[Data extract]
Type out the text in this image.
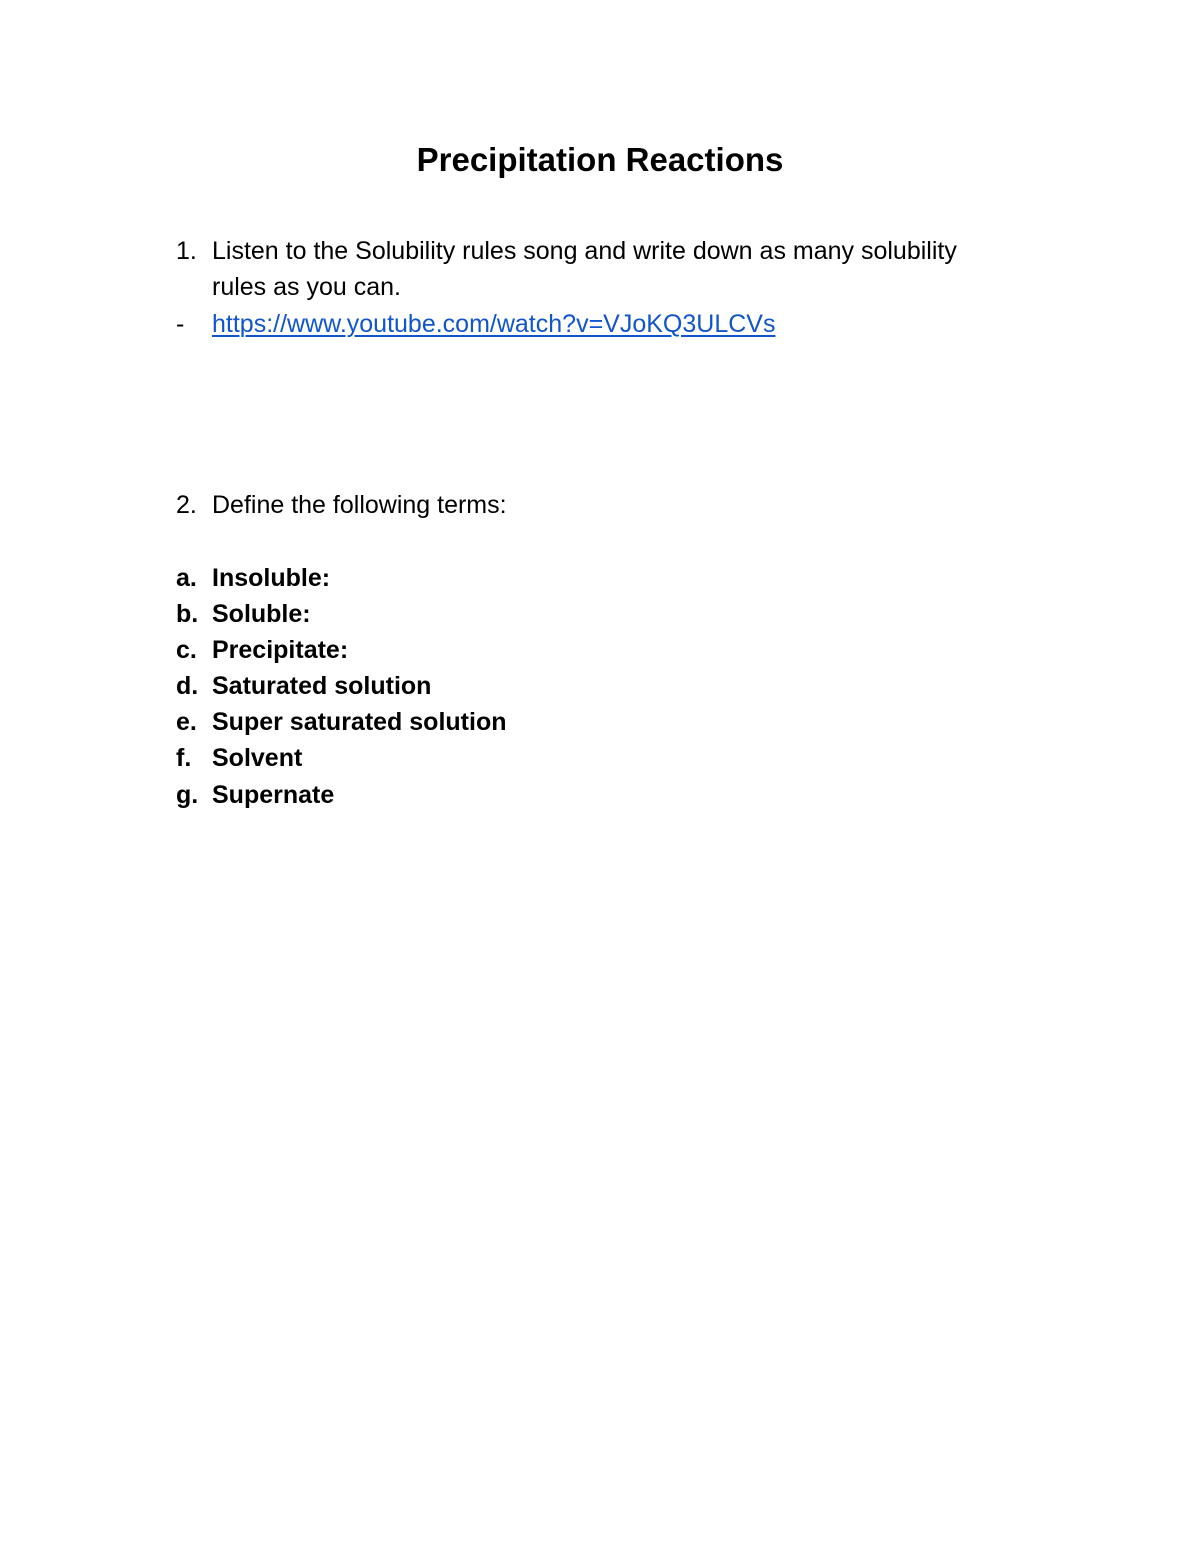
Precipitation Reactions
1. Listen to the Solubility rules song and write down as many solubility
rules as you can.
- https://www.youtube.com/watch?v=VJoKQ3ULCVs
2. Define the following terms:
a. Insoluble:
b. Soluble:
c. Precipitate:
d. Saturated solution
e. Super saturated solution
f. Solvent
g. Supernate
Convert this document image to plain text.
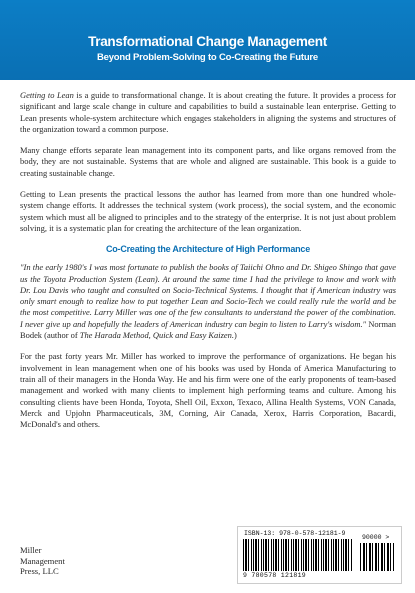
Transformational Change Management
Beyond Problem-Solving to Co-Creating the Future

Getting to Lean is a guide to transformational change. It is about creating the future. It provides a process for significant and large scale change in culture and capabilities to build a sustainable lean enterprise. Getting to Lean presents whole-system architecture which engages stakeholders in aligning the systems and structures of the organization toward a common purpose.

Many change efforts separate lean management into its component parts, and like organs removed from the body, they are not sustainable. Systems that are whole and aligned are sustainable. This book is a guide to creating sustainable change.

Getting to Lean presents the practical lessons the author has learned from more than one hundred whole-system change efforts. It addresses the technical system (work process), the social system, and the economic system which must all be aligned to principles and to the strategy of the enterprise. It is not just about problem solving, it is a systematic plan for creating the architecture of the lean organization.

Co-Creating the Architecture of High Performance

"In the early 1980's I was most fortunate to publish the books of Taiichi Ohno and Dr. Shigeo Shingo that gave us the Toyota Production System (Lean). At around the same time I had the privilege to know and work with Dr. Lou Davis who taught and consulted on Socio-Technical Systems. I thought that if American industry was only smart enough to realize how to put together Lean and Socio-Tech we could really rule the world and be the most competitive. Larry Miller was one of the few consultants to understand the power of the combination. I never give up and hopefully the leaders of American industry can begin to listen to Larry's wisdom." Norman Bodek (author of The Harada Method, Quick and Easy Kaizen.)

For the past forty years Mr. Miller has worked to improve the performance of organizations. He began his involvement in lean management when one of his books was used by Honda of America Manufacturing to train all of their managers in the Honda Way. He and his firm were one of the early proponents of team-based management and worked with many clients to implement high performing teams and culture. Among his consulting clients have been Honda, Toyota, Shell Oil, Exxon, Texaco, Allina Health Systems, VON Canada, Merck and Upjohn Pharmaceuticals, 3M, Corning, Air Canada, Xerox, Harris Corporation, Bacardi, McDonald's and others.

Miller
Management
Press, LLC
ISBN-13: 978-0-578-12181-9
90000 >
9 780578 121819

[Exercise aim]
Leave the pictures out, and transcribe each of the records exactly.

[Correct answer]
Type out the text in this image.
Precipitation Reactions
1. Listen to the Solubility rules song and write down as many solubility
rules as you can.
- https://www.youtube.com/watch?v=VJoKQ3ULCVs
2. Define the following terms:
a. Insoluble:
b. Soluble:
c. Precipitate:
d. Saturated solution
e. Super saturated solution
f. Solvent
g. Supernate
Convert this document image to plain text.
Transformational Change Management
Beyond Problem-Solving to Co-Creating the Future

Getting to Lean is a guide to transformational change. It is about creating the future. It provides a process for significant and large scale change in culture and capabilities to build a sustainable lean enterprise. Getting to Lean presents whole-system architecture which engages stakeholders in aligning the systems and structures of the organization toward a common purpose.

Many change efforts separate lean management into its component parts, and like organs removed from the body, they are not sustainable. Systems that are whole and aligned are sustainable. This book is a guide to creating sustainable change.

Getting to Lean presents the practical lessons the author has learned from more than one hundred whole-system change efforts. It addresses the technical system (work process), the social system, and the economic system which must all be aligned to principles and to the strategy of the enterprise. It is not just about problem solving, it is a systematic plan for creating the architecture of the lean organization.

Co-Creating the Architecture of High Performance

"In the early 1980's I was most fortunate to publish the books of Taiichi Ohno and Dr. Shigeo Shingo that gave us the Toyota Production System (Lean). At around the same time I had the privilege to know and work with Dr. Lou Davis who taught and consulted on Socio-Technical Systems. I thought that if American industry was only smart enough to realize how to put together Lean and Socio-Tech we could really rule the world and be the most competitive. Larry Miller was one of the few consultants to understand the power of the combination. I never give up and hopefully the leaders of American industry can begin to listen to Larry's wisdom." Norman Bodek (author of The Harada Method, Quick and Easy Kaizen.)

For the past forty years Mr. Miller has worked to improve the performance of organizations. He began his involvement in lean management when one of his books was used by Honda of America Manufacturing to train all of their managers in the Honda Way. He and his firm were one of the early proponents of team-based management and worked with many clients to implement high performing teams and culture. Among his consulting clients have been Honda, Toyota, Shell Oil, Exxon, Texaco, Allina Health Systems, VON Canada, Merck and Upjohn Pharmaceuticals, 3M, Corning, Air Canada, Xerox, Harris Corporation, Bacardi, McDonald's and others.

Miller
Management
Press, LLC
ISBN-13: 978-0-578-12181-9
90000 >
9 780578 121819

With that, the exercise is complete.